-- Begin --

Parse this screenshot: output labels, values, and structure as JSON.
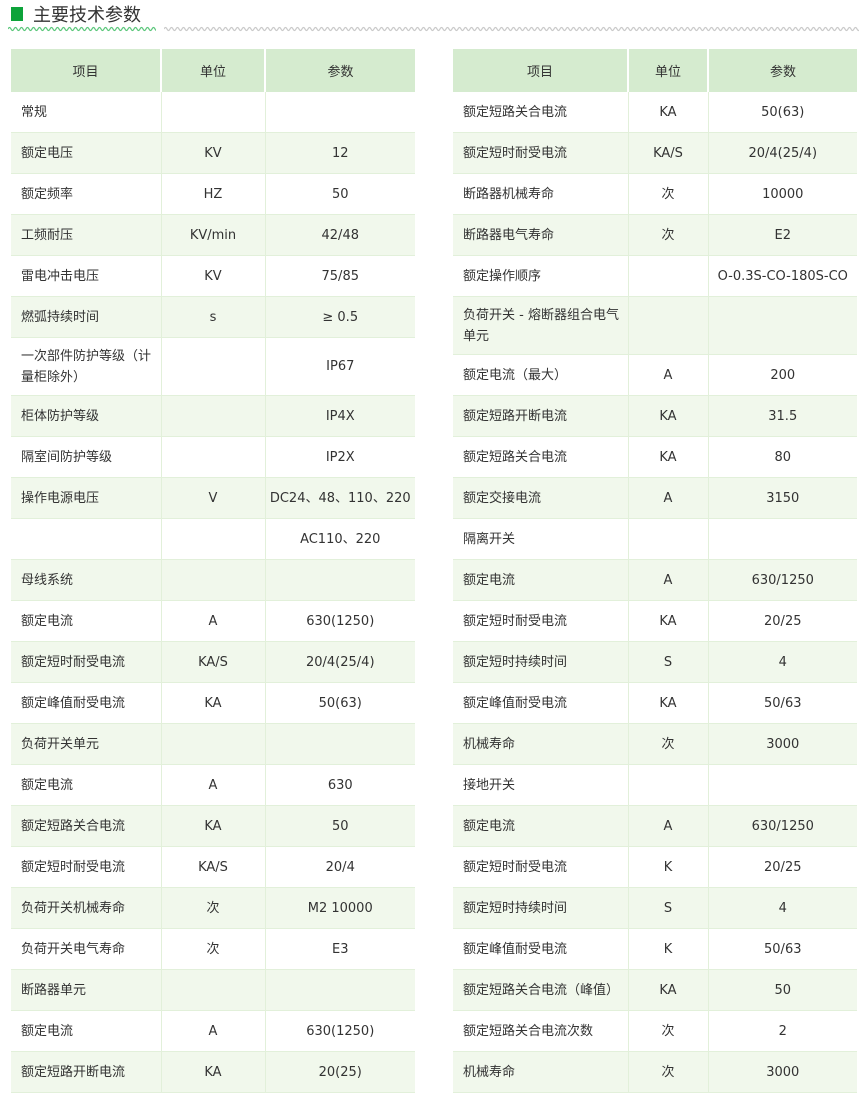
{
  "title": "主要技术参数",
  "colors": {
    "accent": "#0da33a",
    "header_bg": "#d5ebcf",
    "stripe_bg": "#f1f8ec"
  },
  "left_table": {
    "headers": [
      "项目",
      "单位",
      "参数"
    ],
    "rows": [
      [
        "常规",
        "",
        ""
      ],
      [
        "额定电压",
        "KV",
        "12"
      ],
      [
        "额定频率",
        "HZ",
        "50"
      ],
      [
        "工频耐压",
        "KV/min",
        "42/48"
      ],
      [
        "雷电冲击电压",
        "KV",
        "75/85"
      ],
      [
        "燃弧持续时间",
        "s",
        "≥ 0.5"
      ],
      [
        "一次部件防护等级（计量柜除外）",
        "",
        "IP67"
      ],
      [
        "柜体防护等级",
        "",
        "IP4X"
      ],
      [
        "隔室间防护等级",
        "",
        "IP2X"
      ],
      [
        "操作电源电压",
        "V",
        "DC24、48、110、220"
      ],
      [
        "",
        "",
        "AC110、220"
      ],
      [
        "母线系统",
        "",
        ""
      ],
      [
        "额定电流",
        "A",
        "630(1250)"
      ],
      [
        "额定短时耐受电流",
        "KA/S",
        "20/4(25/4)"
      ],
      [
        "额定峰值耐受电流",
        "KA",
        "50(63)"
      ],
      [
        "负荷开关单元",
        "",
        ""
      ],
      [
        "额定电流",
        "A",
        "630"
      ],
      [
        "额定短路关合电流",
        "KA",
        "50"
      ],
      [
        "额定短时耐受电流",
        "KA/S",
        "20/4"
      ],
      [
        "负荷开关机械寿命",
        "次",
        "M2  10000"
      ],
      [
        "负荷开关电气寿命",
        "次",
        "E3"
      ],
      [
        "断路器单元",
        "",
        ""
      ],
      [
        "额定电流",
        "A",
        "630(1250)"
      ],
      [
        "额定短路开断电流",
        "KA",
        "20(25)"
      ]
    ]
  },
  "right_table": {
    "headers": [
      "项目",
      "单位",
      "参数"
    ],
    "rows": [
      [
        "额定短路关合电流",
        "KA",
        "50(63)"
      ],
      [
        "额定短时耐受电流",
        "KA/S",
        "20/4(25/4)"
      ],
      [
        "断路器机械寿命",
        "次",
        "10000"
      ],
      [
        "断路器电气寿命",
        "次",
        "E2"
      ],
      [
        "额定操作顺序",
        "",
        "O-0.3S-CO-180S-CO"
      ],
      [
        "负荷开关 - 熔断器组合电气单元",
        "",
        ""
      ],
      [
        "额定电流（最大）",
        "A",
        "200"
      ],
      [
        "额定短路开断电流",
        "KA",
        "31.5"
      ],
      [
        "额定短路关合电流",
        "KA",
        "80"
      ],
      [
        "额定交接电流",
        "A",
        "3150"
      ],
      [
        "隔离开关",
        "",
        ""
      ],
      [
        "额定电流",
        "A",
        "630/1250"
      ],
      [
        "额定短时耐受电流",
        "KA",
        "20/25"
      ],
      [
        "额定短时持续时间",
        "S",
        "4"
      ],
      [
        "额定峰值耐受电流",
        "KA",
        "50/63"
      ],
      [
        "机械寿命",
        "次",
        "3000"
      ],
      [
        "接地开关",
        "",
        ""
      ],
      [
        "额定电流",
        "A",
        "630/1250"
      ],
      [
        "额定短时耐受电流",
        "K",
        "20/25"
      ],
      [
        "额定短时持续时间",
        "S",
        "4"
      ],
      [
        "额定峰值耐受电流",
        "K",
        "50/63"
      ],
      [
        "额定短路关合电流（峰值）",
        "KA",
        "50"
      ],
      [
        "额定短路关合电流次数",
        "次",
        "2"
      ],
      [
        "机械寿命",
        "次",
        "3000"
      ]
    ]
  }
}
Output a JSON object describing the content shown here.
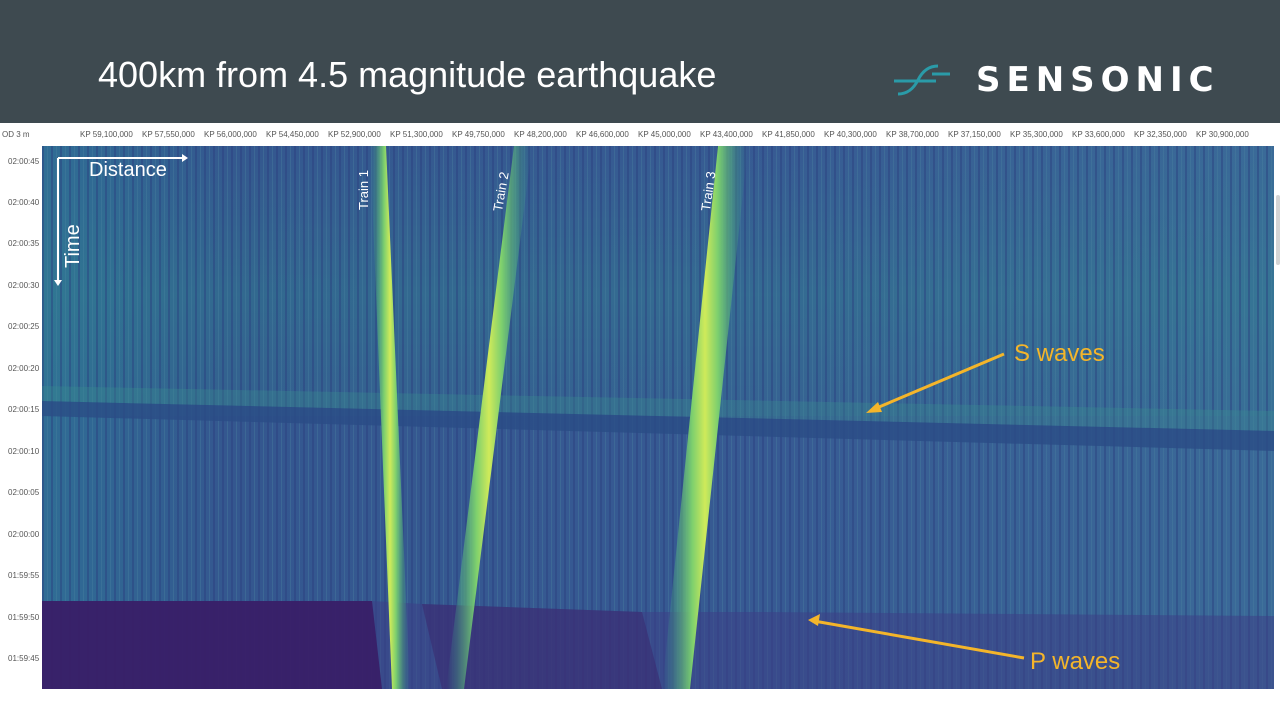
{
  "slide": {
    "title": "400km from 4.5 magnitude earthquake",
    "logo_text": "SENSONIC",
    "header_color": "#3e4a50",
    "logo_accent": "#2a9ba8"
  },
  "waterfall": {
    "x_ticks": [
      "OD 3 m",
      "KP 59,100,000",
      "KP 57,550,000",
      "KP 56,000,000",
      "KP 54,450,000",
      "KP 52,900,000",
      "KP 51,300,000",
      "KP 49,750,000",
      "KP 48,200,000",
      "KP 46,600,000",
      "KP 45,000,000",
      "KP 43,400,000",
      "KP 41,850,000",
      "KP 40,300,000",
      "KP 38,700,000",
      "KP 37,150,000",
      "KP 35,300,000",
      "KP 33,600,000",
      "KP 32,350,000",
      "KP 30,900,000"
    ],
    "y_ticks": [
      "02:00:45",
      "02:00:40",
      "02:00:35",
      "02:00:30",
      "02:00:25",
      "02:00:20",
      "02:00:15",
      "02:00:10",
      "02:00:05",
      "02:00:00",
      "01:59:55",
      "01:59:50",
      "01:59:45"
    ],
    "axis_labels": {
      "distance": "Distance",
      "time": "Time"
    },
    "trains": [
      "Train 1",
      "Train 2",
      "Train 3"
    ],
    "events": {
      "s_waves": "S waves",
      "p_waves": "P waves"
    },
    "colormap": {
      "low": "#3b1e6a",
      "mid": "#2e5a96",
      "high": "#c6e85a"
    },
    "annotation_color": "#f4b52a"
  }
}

-- End --

◆ **TASK GOAL**
Transcribe the records above exactly as they appear, leaving out any pictures.

◆ **ANSWER FOR THE TASK**
Parse this screenshot: output labels, values, and structure as JSON.
{
  "title": "主要技术参数",
  "colors": {
    "accent": "#0da33a",
    "header_bg": "#d5ebcf",
    "stripe_bg": "#f1f8ec"
  },
  "left_table": {
    "headers": [
      "项目",
      "单位",
      "参数"
    ],
    "rows": [
      [
        "常规",
        "",
        ""
      ],
      [
        "额定电压",
        "KV",
        "12"
      ],
      [
        "额定频率",
        "HZ",
        "50"
      ],
      [
        "工频耐压",
        "KV/min",
        "42/48"
      ],
      [
        "雷电冲击电压",
        "KV",
        "75/85"
      ],
      [
        "燃弧持续时间",
        "s",
        "≥ 0.5"
      ],
      [
        "一次部件防护等级（计量柜除外）",
        "",
        "IP67"
      ],
      [
        "柜体防护等级",
        "",
        "IP4X"
      ],
      [
        "隔室间防护等级",
        "",
        "IP2X"
      ],
      [
        "操作电源电压",
        "V",
        "DC24、48、110、220"
      ],
      [
        "",
        "",
        "AC110、220"
      ],
      [
        "母线系统",
        "",
        ""
      ],
      [
        "额定电流",
        "A",
        "630(1250)"
      ],
      [
        "额定短时耐受电流",
        "KA/S",
        "20/4(25/4)"
      ],
      [
        "额定峰值耐受电流",
        "KA",
        "50(63)"
      ],
      [
        "负荷开关单元",
        "",
        ""
      ],
      [
        "额定电流",
        "A",
        "630"
      ],
      [
        "额定短路关合电流",
        "KA",
        "50"
      ],
      [
        "额定短时耐受电流",
        "KA/S",
        "20/4"
      ],
      [
        "负荷开关机械寿命",
        "次",
        "M2  10000"
      ],
      [
        "负荷开关电气寿命",
        "次",
        "E3"
      ],
      [
        "断路器单元",
        "",
        ""
      ],
      [
        "额定电流",
        "A",
        "630(1250)"
      ],
      [
        "额定短路开断电流",
        "KA",
        "20(25)"
      ]
    ]
  },
  "right_table": {
    "headers": [
      "项目",
      "单位",
      "参数"
    ],
    "rows": [
      [
        "额定短路关合电流",
        "KA",
        "50(63)"
      ],
      [
        "额定短时耐受电流",
        "KA/S",
        "20/4(25/4)"
      ],
      [
        "断路器机械寿命",
        "次",
        "10000"
      ],
      [
        "断路器电气寿命",
        "次",
        "E2"
      ],
      [
        "额定操作顺序",
        "",
        "O-0.3S-CO-180S-CO"
      ],
      [
        "负荷开关 - 熔断器组合电气单元",
        "",
        ""
      ],
      [
        "额定电流（最大）",
        "A",
        "200"
      ],
      [
        "额定短路开断电流",
        "KA",
        "31.5"
      ],
      [
        "额定短路关合电流",
        "KA",
        "80"
      ],
      [
        "额定交接电流",
        "A",
        "3150"
      ],
      [
        "隔离开关",
        "",
        ""
      ],
      [
        "额定电流",
        "A",
        "630/1250"
      ],
      [
        "额定短时耐受电流",
        "KA",
        "20/25"
      ],
      [
        "额定短时持续时间",
        "S",
        "4"
      ],
      [
        "额定峰值耐受电流",
        "KA",
        "50/63"
      ],
      [
        "机械寿命",
        "次",
        "3000"
      ],
      [
        "接地开关",
        "",
        ""
      ],
      [
        "额定电流",
        "A",
        "630/1250"
      ],
      [
        "额定短时耐受电流",
        "K",
        "20/25"
      ],
      [
        "额定短时持续时间",
        "S",
        "4"
      ],
      [
        "额定峰值耐受电流",
        "K",
        "50/63"
      ],
      [
        "额定短路关合电流（峰值）",
        "KA",
        "50"
      ],
      [
        "额定短路关合电流次数",
        "次",
        "2"
      ],
      [
        "机械寿命",
        "次",
        "3000"
      ]
    ]
  }
}
Output a JSON object describing the content shown here.
{
  "slide": {
    "title": "400km from 4.5 magnitude earthquake",
    "logo_text": "SENSONIC",
    "header_color": "#3e4a50",
    "logo_accent": "#2a9ba8"
  },
  "waterfall": {
    "x_ticks": [
      "OD 3 m",
      "KP 59,100,000",
      "KP 57,550,000",
      "KP 56,000,000",
      "KP 54,450,000",
      "KP 52,900,000",
      "KP 51,300,000",
      "KP 49,750,000",
      "KP 48,200,000",
      "KP 46,600,000",
      "KP 45,000,000",
      "KP 43,400,000",
      "KP 41,850,000",
      "KP 40,300,000",
      "KP 38,700,000",
      "KP 37,150,000",
      "KP 35,300,000",
      "KP 33,600,000",
      "KP 32,350,000",
      "KP 30,900,000"
    ],
    "y_ticks": [
      "02:00:45",
      "02:00:40",
      "02:00:35",
      "02:00:30",
      "02:00:25",
      "02:00:20",
      "02:00:15",
      "02:00:10",
      "02:00:05",
      "02:00:00",
      "01:59:55",
      "01:59:50",
      "01:59:45"
    ],
    "axis_labels": {
      "distance": "Distance",
      "time": "Time"
    },
    "trains": [
      "Train 1",
      "Train 2",
      "Train 3"
    ],
    "events": {
      "s_waves": "S waves",
      "p_waves": "P waves"
    },
    "colormap": {
      "low": "#3b1e6a",
      "mid": "#2e5a96",
      "high": "#c6e85a"
    },
    "annotation_color": "#f4b52a"
  }
}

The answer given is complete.